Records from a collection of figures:

-- Begin --

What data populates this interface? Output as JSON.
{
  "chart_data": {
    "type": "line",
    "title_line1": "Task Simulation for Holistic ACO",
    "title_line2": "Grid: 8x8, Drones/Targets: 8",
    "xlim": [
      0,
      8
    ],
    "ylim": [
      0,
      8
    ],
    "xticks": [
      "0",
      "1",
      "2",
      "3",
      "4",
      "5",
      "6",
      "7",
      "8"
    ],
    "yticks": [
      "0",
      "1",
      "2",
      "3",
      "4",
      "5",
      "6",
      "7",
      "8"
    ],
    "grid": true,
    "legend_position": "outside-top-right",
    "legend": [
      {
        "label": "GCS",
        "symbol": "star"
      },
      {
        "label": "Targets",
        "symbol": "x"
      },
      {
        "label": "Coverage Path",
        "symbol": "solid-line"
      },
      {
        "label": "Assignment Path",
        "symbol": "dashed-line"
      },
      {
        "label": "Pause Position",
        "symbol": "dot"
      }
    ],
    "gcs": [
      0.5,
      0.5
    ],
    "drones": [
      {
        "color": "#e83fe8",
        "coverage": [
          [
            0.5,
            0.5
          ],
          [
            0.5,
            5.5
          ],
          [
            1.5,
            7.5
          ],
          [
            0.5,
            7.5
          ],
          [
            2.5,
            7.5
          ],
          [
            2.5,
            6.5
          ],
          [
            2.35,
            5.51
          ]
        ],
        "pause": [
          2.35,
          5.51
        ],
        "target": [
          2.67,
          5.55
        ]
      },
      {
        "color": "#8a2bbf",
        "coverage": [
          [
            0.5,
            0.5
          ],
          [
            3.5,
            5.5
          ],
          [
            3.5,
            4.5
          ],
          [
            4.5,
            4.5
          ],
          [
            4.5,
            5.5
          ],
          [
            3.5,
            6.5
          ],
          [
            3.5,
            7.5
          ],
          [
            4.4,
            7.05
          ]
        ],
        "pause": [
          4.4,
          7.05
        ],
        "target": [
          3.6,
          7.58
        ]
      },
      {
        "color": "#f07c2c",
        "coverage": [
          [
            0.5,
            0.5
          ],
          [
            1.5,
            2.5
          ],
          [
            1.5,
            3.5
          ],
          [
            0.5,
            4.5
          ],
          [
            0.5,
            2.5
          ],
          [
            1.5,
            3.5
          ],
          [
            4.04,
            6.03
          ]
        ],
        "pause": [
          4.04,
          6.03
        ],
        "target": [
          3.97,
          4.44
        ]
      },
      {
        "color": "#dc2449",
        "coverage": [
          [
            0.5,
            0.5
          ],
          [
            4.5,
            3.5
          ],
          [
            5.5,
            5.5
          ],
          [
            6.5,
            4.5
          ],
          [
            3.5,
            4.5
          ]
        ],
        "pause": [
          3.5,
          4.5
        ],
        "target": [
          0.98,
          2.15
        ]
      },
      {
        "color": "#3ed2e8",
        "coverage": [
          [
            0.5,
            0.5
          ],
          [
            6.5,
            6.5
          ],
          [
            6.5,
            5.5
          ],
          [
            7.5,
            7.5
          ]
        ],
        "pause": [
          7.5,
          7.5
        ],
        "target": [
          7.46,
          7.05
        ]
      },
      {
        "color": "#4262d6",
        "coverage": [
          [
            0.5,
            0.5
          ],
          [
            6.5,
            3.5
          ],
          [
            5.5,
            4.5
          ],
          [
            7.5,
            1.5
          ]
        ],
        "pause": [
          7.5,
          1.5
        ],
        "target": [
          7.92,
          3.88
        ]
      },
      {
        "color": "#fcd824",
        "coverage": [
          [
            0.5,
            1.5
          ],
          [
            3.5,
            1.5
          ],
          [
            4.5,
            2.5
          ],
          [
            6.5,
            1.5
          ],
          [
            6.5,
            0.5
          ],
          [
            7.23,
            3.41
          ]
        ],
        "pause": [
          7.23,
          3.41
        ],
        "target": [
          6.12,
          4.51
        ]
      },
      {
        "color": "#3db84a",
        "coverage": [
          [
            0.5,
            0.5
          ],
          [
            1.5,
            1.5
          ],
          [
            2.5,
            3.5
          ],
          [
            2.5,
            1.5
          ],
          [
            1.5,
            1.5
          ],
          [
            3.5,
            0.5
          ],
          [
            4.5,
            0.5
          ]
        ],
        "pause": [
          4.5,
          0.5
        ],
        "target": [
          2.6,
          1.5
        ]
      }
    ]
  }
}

-- End --

• TASK DIRECTIONS
Whichever lines contain the string "label", select and copy them.

• FINISHED TASK
        "label": "GCS",
        "label": "Targets",
        "label": "Coverage Path",
        "label": "Assignment Path",
        "label": "Pause Position",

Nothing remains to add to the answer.